To be done
Read the lines below. Copy out any that hold the string "color".

Raw records
※ ※ ※

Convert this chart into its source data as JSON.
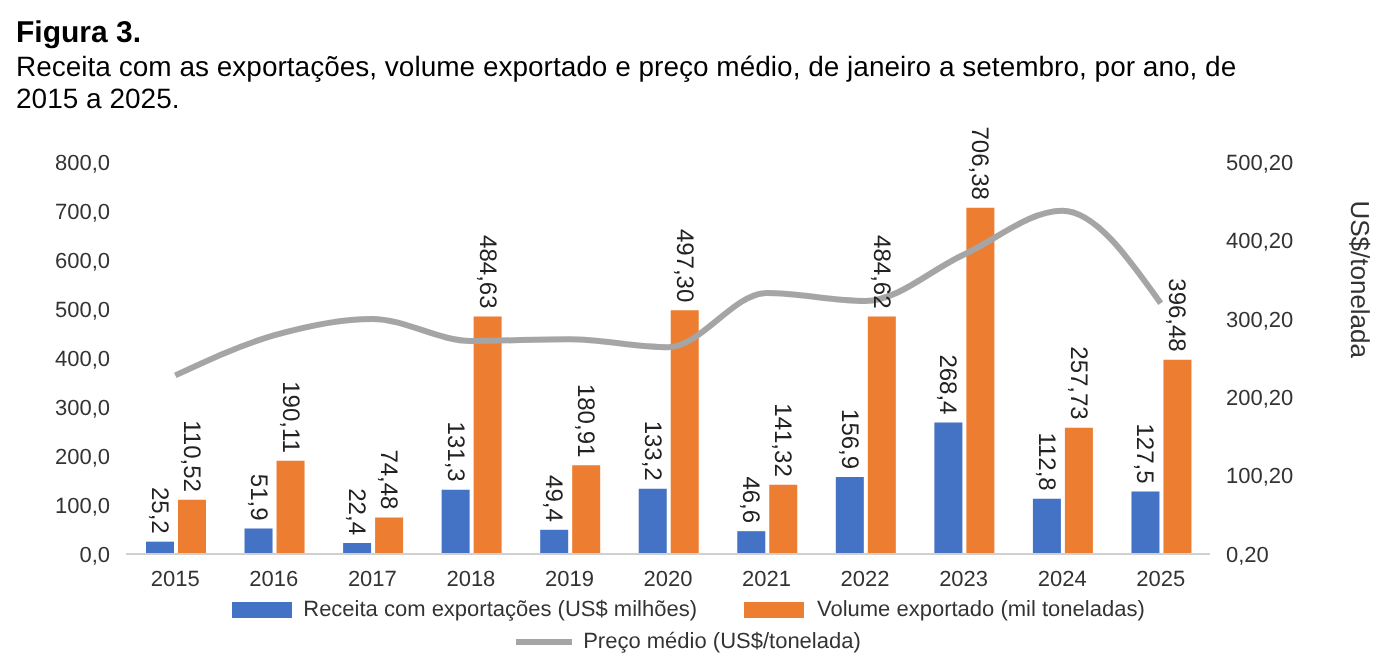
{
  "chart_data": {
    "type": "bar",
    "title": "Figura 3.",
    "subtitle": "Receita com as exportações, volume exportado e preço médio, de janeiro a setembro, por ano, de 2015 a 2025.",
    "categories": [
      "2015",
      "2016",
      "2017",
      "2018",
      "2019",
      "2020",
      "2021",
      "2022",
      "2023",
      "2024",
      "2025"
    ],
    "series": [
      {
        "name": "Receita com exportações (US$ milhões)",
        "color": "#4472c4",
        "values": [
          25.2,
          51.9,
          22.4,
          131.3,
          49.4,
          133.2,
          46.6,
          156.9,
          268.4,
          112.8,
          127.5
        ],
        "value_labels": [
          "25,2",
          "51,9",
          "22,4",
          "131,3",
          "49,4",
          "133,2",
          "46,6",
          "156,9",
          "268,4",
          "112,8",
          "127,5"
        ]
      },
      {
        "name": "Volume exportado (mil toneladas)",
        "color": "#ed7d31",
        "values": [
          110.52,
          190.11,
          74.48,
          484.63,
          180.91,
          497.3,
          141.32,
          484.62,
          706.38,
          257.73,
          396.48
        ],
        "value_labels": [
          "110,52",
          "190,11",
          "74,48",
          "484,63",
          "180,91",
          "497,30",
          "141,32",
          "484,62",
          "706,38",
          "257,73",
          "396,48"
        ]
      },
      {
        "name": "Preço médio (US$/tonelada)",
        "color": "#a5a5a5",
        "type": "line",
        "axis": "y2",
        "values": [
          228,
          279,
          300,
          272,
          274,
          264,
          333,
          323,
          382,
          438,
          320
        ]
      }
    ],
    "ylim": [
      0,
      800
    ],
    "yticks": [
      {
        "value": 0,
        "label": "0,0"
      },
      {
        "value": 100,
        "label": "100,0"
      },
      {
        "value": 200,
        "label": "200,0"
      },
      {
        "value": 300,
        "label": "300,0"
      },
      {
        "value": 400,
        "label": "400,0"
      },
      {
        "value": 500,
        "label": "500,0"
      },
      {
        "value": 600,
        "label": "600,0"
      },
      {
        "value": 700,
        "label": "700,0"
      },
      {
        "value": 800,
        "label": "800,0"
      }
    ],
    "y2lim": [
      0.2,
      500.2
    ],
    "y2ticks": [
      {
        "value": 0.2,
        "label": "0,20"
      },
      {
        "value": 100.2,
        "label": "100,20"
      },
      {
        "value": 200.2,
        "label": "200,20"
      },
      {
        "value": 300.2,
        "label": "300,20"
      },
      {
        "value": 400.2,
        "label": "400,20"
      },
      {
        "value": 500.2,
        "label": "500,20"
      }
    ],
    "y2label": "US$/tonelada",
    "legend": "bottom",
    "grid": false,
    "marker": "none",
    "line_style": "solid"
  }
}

※ ※ ※

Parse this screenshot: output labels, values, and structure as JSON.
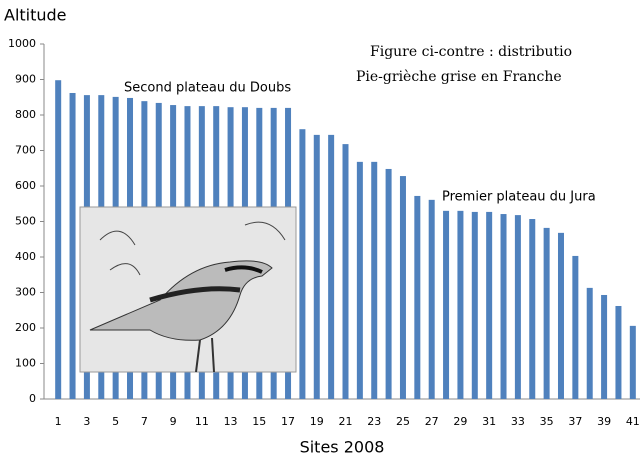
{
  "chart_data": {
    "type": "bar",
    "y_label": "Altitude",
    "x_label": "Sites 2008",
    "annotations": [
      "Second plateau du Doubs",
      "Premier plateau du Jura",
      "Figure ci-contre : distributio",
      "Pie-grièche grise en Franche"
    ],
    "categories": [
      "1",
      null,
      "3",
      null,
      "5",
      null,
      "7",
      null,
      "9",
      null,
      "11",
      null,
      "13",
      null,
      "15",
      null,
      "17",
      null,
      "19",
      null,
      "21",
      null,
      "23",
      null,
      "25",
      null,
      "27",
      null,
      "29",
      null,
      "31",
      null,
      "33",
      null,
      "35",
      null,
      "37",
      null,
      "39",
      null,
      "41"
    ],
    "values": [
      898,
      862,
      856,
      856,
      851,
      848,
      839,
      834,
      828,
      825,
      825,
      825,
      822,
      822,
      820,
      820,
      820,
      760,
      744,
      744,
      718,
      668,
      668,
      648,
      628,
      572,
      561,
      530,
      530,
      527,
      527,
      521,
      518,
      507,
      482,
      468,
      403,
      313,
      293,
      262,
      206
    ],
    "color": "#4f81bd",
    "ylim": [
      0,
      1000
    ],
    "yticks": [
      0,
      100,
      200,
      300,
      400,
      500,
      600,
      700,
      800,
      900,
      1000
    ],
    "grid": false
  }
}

※ ※ ※

Exercise answer
        "color": "#4472c4",
        "color": "#ed7d31",
        "color": "#a5a5a5",
    "color": "#4f81bd",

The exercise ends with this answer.